WHAT YOU HAVE TO DO |
Rewrite the material below with "Property Bar" swapped for "Properties Panel" throughout and everything else left unchanged, omitting the pictures.

DATA FOR PROCESSING |
● ● ● ● ●
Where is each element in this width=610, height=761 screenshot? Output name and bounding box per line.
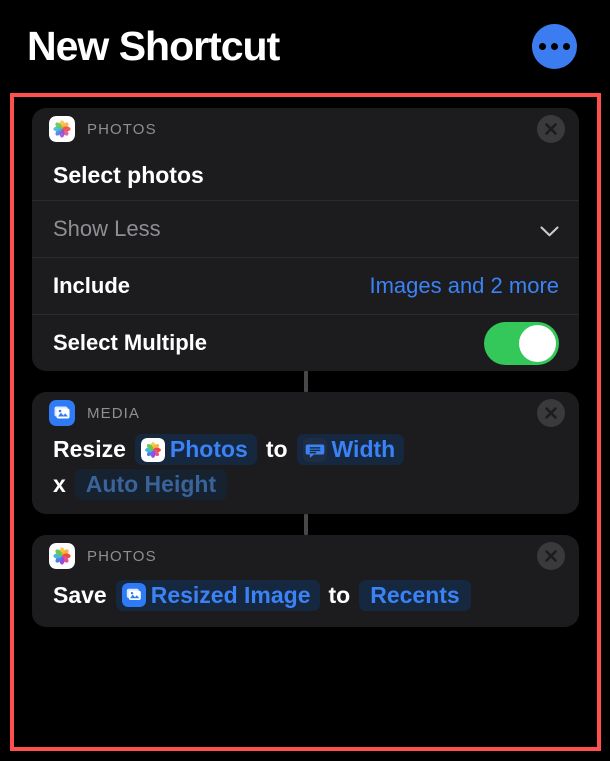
token-width[interactable]: Width (296, 434, 405, 465)
action-body: Save Resized Image to Recents (32, 577, 579, 627)
close-icon[interactable] (537, 115, 565, 143)
action-app-label: PHOTOS (87, 547, 157, 565)
action-list: PHOTOS Select photos Show Less Include I… (32, 108, 579, 627)
token-auto-height-label: Auto Height (85, 471, 217, 497)
action-header: PHOTOS (32, 535, 579, 577)
include-value[interactable]: Images and 2 more (369, 273, 559, 299)
resize-verb: Resize (53, 436, 126, 462)
header: New Shortcut (0, 0, 610, 93)
token-auto-height[interactable]: Auto Height (74, 469, 228, 500)
action-connector-1 (303, 371, 308, 392)
action-title-text: Select photos (53, 161, 204, 188)
action-header: MEDIA (32, 392, 579, 434)
token-recents[interactable]: Recents (359, 579, 471, 611)
row-show-less[interactable]: Show Less (32, 200, 579, 257)
close-icon[interactable] (537, 399, 565, 427)
dot-2 (551, 43, 558, 50)
media-app-icon (121, 583, 146, 607)
token-resized-image-label: Resized Image (150, 581, 311, 608)
resize-line-2: x Auto Height (53, 469, 236, 500)
save-verb: Save (53, 581, 107, 608)
token-recents-label: Recents (370, 581, 460, 608)
toggle-knob (519, 324, 556, 362)
token-width-label: Width (331, 436, 396, 462)
photos-app-icon (140, 437, 165, 462)
token-photos[interactable]: Photos (134, 434, 257, 465)
action-app-label: MEDIA (87, 404, 141, 422)
media-app-icon (49, 400, 75, 426)
action-connector-2 (303, 514, 308, 535)
include-label: Include (53, 273, 131, 298)
close-icon[interactable] (537, 542, 565, 570)
ask-each-time-icon (302, 437, 327, 462)
photos-app-icon (49, 116, 75, 142)
action-app-label: PHOTOS (87, 120, 157, 138)
token-resized-image[interactable]: Resized Image (115, 579, 320, 611)
action-title: Select photos (32, 150, 579, 200)
select-multiple-toggle[interactable] (484, 321, 559, 365)
dot-1 (539, 43, 546, 50)
action-card-save-to-album[interactable]: PHOTOS Save Resized Image to Recents (32, 535, 579, 627)
resize-line-1: Resize Photos to Width (53, 434, 413, 465)
page-title: New Shortcut (27, 23, 280, 69)
photos-app-icon (49, 543, 75, 569)
action-body: Resize Photos to Width x Auto Height (32, 434, 579, 514)
save-preposition: to (328, 581, 351, 608)
action-card-resize-image[interactable]: MEDIA Resize Photos to Width x Auto Heig… (32, 392, 579, 514)
show-less-label: Show Less (53, 216, 161, 241)
action-header: PHOTOS (32, 108, 579, 150)
shortcuts-editor-screen: New Shortcut PHOTOS Select photos Show L… (0, 0, 610, 761)
select-multiple-label: Select Multiple (53, 330, 208, 355)
resize-preposition: to (265, 436, 288, 462)
action-card-select-photos[interactable]: PHOTOS Select photos Show Less Include I… (32, 108, 579, 371)
row-include[interactable]: Include Images and 2 more (32, 257, 579, 314)
more-options-button[interactable] (532, 24, 577, 69)
row-select-multiple[interactable]: Select Multiple (32, 314, 579, 371)
dot-3 (563, 43, 570, 50)
resize-multiply-symbol: x (53, 471, 66, 497)
token-photos-label: Photos (169, 436, 248, 462)
chevron-down-icon (540, 224, 559, 236)
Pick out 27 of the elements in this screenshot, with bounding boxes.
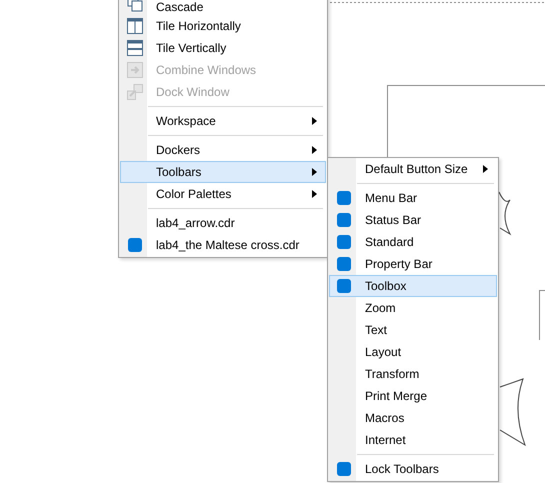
menu-item[interactable]: Print Merge bbox=[329, 385, 497, 407]
menu-item[interactable]: Standard bbox=[329, 231, 497, 253]
menu-item[interactable]: Toolbox bbox=[329, 275, 497, 297]
combine-windows-icon bbox=[126, 62, 142, 78]
menu-item[interactable]: Dockers bbox=[120, 139, 326, 161]
menu-item[interactable]: Toolbars bbox=[120, 161, 326, 183]
menu-item[interactable]: Color Palettes bbox=[120, 183, 326, 205]
stacked-windows-icon bbox=[126, 40, 142, 56]
menu-item[interactable]: Tile Horizontally bbox=[120, 15, 326, 37]
menu-item[interactable]: Layout bbox=[329, 341, 497, 363]
menu-item[interactable]: lab4_the Maltese cross.cdr bbox=[120, 234, 326, 256]
menu-item[interactable]: lab4_arrow.cdr bbox=[120, 212, 326, 234]
menu-item[interactable]: Menu Bar bbox=[329, 187, 497, 209]
menu-item[interactable]: Transform bbox=[329, 363, 497, 385]
menu-item[interactable]: Tile Vertically bbox=[120, 37, 326, 59]
menu-item[interactable]: Lock Toolbars bbox=[329, 458, 497, 480]
dock-window-icon bbox=[126, 84, 142, 100]
menu-item[interactable]: Internet bbox=[329, 429, 497, 451]
menu-item[interactable]: Workspace bbox=[120, 110, 326, 132]
side-by-side-windows-icon bbox=[126, 18, 142, 34]
menu-item[interactable]: Macros bbox=[329, 407, 497, 429]
menu-item[interactable]: Property Bar bbox=[329, 253, 497, 275]
menu-item[interactable]: Status Bar bbox=[329, 209, 497, 231]
menu-item[interactable]: Cascade bbox=[120, 0, 326, 15]
menu-item[interactable]: Zoom bbox=[329, 297, 497, 319]
menu-item[interactable]: Text bbox=[329, 319, 497, 341]
menu-item[interactable]: Default Button Size bbox=[329, 158, 497, 180]
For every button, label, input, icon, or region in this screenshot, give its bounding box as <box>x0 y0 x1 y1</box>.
● ● ● ● ●
FULL SOLUTION |
Where is each element in this width=610, height=761 screenshot? Output name and bounding box per line.
token-width[interactable]: Width (296, 434, 405, 465)
action-body: Save Resized Image to Recents (32, 577, 579, 627)
close-icon[interactable] (537, 115, 565, 143)
action-app-label: PHOTOS (87, 547, 157, 565)
action-list: PHOTOS Select photos Show Less Include I… (32, 108, 579, 627)
token-auto-height-label: Auto Height (85, 471, 217, 497)
action-header: PHOTOS (32, 535, 579, 577)
include-value[interactable]: Images and 2 more (369, 273, 559, 299)
resize-verb: Resize (53, 436, 126, 462)
header: New Shortcut (0, 0, 610, 93)
token-auto-height[interactable]: Auto Height (74, 469, 228, 500)
action-connector-1 (303, 371, 308, 392)
action-title-text: Select photos (53, 161, 204, 188)
action-header: MEDIA (32, 392, 579, 434)
token-recents[interactable]: Recents (359, 579, 471, 611)
row-show-less[interactable]: Show Less (32, 200, 579, 257)
close-icon[interactable] (537, 399, 565, 427)
dot-2 (551, 43, 558, 50)
media-app-icon (121, 583, 146, 607)
token-resized-image-label: Resized Image (150, 581, 311, 608)
resize-line-2: x Auto Height (53, 469, 236, 500)
save-verb: Save (53, 581, 107, 608)
token-recents-label: Recents (370, 581, 460, 608)
toggle-knob (519, 324, 556, 362)
token-width-label: Width (331, 436, 396, 462)
photos-app-icon (140, 437, 165, 462)
token-photos[interactable]: Photos (134, 434, 257, 465)
action-app-label: MEDIA (87, 404, 141, 422)
media-app-icon (49, 400, 75, 426)
action-connector-2 (303, 514, 308, 535)
include-label: Include (53, 273, 131, 298)
close-icon[interactable] (537, 542, 565, 570)
ask-each-time-icon (302, 437, 327, 462)
photos-app-icon (49, 116, 75, 142)
action-app-label: PHOTOS (87, 120, 157, 138)
token-resized-image[interactable]: Resized Image (115, 579, 320, 611)
action-title: Select photos (32, 150, 579, 200)
select-multiple-toggle[interactable] (484, 321, 559, 365)
dot-1 (539, 43, 546, 50)
action-card-save-to-album[interactable]: PHOTOS Save Resized Image to Recents (32, 535, 579, 627)
resize-line-1: Resize Photos to Width (53, 434, 413, 465)
page-title: New Shortcut (27, 23, 280, 69)
photos-app-icon (49, 543, 75, 569)
action-body: Resize Photos to Width x Auto Height (32, 434, 579, 514)
save-preposition: to (328, 581, 351, 608)
action-card-resize-image[interactable]: MEDIA Resize Photos to Width x Auto Heig… (32, 392, 579, 514)
show-less-label: Show Less (53, 216, 161, 241)
action-header: PHOTOS (32, 108, 579, 150)
shortcuts-editor-screen: New Shortcut PHOTOS Select photos Show L… (0, 0, 610, 761)
select-multiple-label: Select Multiple (53, 330, 208, 355)
resize-preposition: to (265, 436, 288, 462)
action-card-select-photos[interactable]: PHOTOS Select photos Show Less Include I… (32, 108, 579, 371)
row-include[interactable]: Include Images and 2 more (32, 257, 579, 314)
more-options-button[interactable] (532, 24, 577, 69)
row-select-multiple[interactable]: Select Multiple (32, 314, 579, 371)
dot-3 (563, 43, 570, 50)
resize-multiply-symbol: x (53, 471, 66, 497)
token-photos-label: Photos (169, 436, 248, 462)
chevron-down-icon (540, 224, 559, 236)
Pick out 27 of the elements in this screenshot, with bounding boxes.
menu-item[interactable]: Print Merge bbox=[329, 385, 497, 407]
menu-item[interactable]: Standard bbox=[329, 231, 497, 253]
menu-item[interactable]: Toolbox bbox=[329, 275, 497, 297]
combine-windows-icon bbox=[126, 62, 142, 78]
menu-item[interactable]: Dockers bbox=[120, 139, 326, 161]
menu-item[interactable]: Toolbars bbox=[120, 161, 326, 183]
menu-item[interactable]: Color Palettes bbox=[120, 183, 326, 205]
stacked-windows-icon bbox=[126, 40, 142, 56]
menu-item[interactable]: Tile Horizontally bbox=[120, 15, 326, 37]
menu-item[interactable]: Layout bbox=[329, 341, 497, 363]
menu-item[interactable]: lab4_the Maltese cross.cdr bbox=[120, 234, 326, 256]
menu-item[interactable]: lab4_arrow.cdr bbox=[120, 212, 326, 234]
menu-item[interactable]: Menu Bar bbox=[329, 187, 497, 209]
menu-item[interactable]: Transform bbox=[329, 363, 497, 385]
menu-item[interactable]: Tile Vertically bbox=[120, 37, 326, 59]
menu-item[interactable]: Lock Toolbars bbox=[329, 458, 497, 480]
dock-window-icon bbox=[126, 84, 142, 100]
menu-item[interactable]: Internet bbox=[329, 429, 497, 451]
menu-item[interactable]: Workspace bbox=[120, 110, 326, 132]
side-by-side-windows-icon bbox=[126, 18, 142, 34]
menu-item[interactable]: Macros bbox=[329, 407, 497, 429]
menu-item[interactable]: Properties Panel bbox=[329, 253, 497, 275]
menu-item[interactable]: Status Bar bbox=[329, 209, 497, 231]
menu-item[interactable]: Cascade bbox=[120, 0, 326, 15]
menu-item[interactable]: Zoom bbox=[329, 297, 497, 319]
menu-item[interactable]: Text bbox=[329, 319, 497, 341]
menu-item[interactable]: Default Button Size bbox=[329, 158, 497, 180]
For every button, label, input, icon, or region in this screenshot, give its bounding box as <box>x0 y0 x1 y1</box>.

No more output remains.